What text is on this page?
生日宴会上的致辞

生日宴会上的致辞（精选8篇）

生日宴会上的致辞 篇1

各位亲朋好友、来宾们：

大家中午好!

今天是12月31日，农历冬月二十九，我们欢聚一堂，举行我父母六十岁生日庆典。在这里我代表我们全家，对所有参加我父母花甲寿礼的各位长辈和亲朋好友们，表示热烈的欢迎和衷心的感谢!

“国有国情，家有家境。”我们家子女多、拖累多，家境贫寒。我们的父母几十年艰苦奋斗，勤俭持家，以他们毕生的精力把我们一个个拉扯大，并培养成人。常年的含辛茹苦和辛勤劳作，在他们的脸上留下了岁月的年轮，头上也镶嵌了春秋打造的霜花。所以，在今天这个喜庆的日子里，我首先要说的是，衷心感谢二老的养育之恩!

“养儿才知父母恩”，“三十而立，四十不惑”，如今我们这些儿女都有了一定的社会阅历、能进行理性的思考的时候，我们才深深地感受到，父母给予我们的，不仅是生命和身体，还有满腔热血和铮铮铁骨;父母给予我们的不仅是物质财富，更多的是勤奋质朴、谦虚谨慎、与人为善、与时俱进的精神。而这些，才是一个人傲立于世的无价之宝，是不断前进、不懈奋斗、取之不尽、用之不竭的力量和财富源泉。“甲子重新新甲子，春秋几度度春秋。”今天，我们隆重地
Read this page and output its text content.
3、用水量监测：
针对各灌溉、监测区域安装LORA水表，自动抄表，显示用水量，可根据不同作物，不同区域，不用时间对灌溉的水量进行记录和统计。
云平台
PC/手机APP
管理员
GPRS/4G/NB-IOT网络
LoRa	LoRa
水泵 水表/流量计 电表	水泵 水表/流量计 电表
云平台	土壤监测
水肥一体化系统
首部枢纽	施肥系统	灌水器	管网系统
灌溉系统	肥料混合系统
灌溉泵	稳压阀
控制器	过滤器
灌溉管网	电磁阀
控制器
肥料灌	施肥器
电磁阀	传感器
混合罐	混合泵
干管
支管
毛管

++++++

◆ **Set task**: Could you quote, exactly as they appear, the line containing "Read this page and output its text content." and every line after it to the end of the records above?

◆ **Solution for this task**:
Read this page and output its text content.
3、用水量监测：
针对各灌溉、监测区域安装LORA水表，自动抄表，显示用水量，可根据不同作物，不同区域，不用时间对灌溉的水量进行记录和统计。
云平台
PC/手机APP
管理员
GPRS/4G/NB-IOT网络
LoRa	LoRa
水泵 水表/流量计 电表	水泵 水表/流量计 电表
云平台	土壤监测
水肥一体化系统
首部枢纽	施肥系统	灌水器	管网系统
灌溉系统	肥料混合系统
灌溉泵	稳压阀
控制器	过滤器
灌溉管网	电磁阀
控制器
肥料灌	施肥器
电磁阀	传感器
混合罐	混合泵
干管
支管
毛管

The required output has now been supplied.